### Brano di testo

§

Perché il ricco morendo va nei tormenti dell'inferno e il povero Lazzaro direttamente in paradiso? Solo per il fatto che il primo è ricco e l'altro povero? Non sappiamo nulla della vita di entrambi se non la loro situazione economica. Non sappiamo se Lazzaro fosse buono e quell'altro cattivo.
E' il conto in banca che decide la vita eterna?

Ma come sempre a Gesù non interessa dire come è l'aldilà, ma con le sue parabole vuole insegnarci come vivere bene l'aldiqua, la vita adesso mentre la stiamo vivendo.

Per Gesù la ricchezza è un grande pericolo. Lo dice ai discepoli dell'antica Palestina, ma sembra che veda anche noi oggi, e le sue parole sono terribilmente vere e attuali.

Il ricco che banchetta e veste sontuosamente è accecato dal suo benessere a tal punto che non vede il povero Lazzaro che "giaceva alla sua porta, coperto di piaghe, bramoso di sfamarsi di quello che cadeva dalla mensa del ricco".

Lazzaro non è un povero qualunque, ma è li, vicino al ricco che incredibilmente non lo considera.
Ma chi è questo ricco, come si chiama?

Il ricco ha la sua identità dalle tante cose che possiede, ma a noi nel racconto giunge povero di identità. Chi è? È quello che veste di porpora e di bisso. È quello che fa banchetti tutti i giorni. È quello che ha il SUV e la villa al mare. È quello che ha fatto un sacco di soldi in quell'investimento. È quello che ha.... Ma non sappiamo alla fine il suo nome. Chissà che tipo sarebbe se non avesse tutte quelle cose che possiede e che lo rendono visibile.

Il povero si chiama Lazzaro e non ha nient'altro che il suo nome... E non può sfuggire alla sua estrema povertà. Solo i cani sembrano avere un po' di cura per lui leccandogli le piaghe.

Ma il ricco allora è davvero così ricco? È povero di nome proprio, e non possiede nemmeno la capacità di amare e di esser amato da Lazzaro.

§

### Sezione dati
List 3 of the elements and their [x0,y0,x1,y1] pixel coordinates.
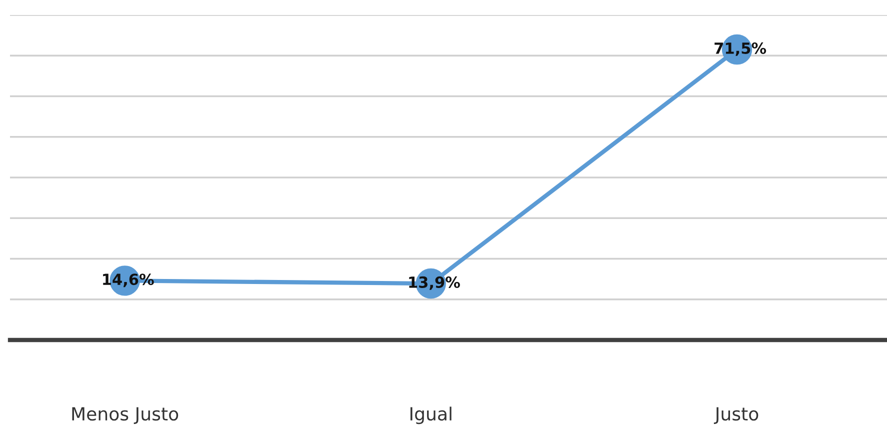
x-tick-label: Igual [410,406,452,424]
x-tick-label: Justo [714,407,758,424]
x-tick-label: Menos Justo [72,407,178,424]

§

### Richiesta A
Ricopia parola per parola tutto ciò che nel brano sul ricco e Lazzaro va da "Il ricco ha" giù fino a "lo rendono visibile.".
### Richiesta B
Nel brano sul ricco e Lazzaro, chi sembra avere un po' di cura per Lazzaro?
### Richiesta C
Prosegui il brano sul ricco e Lazzaro partendo dopo la sua ultima frase.
I dati non hanno alcun legame con il brano.

### Risposta A
Il ricco ha la sua identità dalle tante cose che possiede, ma a noi nel racconto giunge povero di identità. Chi è? È quello che veste di porpora e di bisso. È quello che fa banchetti tutti i giorni. È quello che ha il SUV e la villa al mare. È quello che ha fatto un sacco di soldi in quell'investimento. È quello che ha.... Ma non sappiamo alla fine il suo nome. Chissà che tipo sarebbe se non avesse tutte quelle cose che possiede e che lo rendono visibile.

### Risposta B
Solo i cani, che gli leccano le piaghe.

### Risposta C
La fiamma che lo torturerà nell'inferno dopo morto è già iniziata adesso, nella sua povertà di amore, accecato com'è dai beni che lo sostengono.

Lazzaro al contrario non ha nulla se non se stesso e gli rimane "solo" Dio.

Gesù davvero ci "tortura" nei Vangeli di queste domeniche con continui insegnamenti sulla povertà e l'uso delle ricchezze.

Domanda: siamo noi che possediamo le ricchezze che abbiamo oppure sono le ricchezze che "possiedono" noi, rendendoci così dipendenti e ciechi da non vedere nient'altro che queste?

E fin dove arrivano il nostro sguardo e l'attenzione alle persone? A volte non vediamo le piaghe del nostro fratello che ci è vicino perché le cose che abbiamo e le preoccupazioni che accompagnano le ricchezze ci fanno da paravento...

E ancora una volta ritorna l'appello (non facile da raccogliere e scrivere nemmeno per me) a diventare un po' più poveri e semplici. La vita eterna non sappiamo come e dove sarà, ma già da ora possiamo impostarla, vivendo con maggior condivisione di sguardi, di sentimenti, e anche di beni tra noi e coloro che poveri ci vivono accanto, più vicino di quel che pensiamo.

Non lasciamo che siano i cani a leccare le piaghe dei tanti Lazzaro che abbiamo vicino, ma delle loro piaghe prendiamoci cura noi.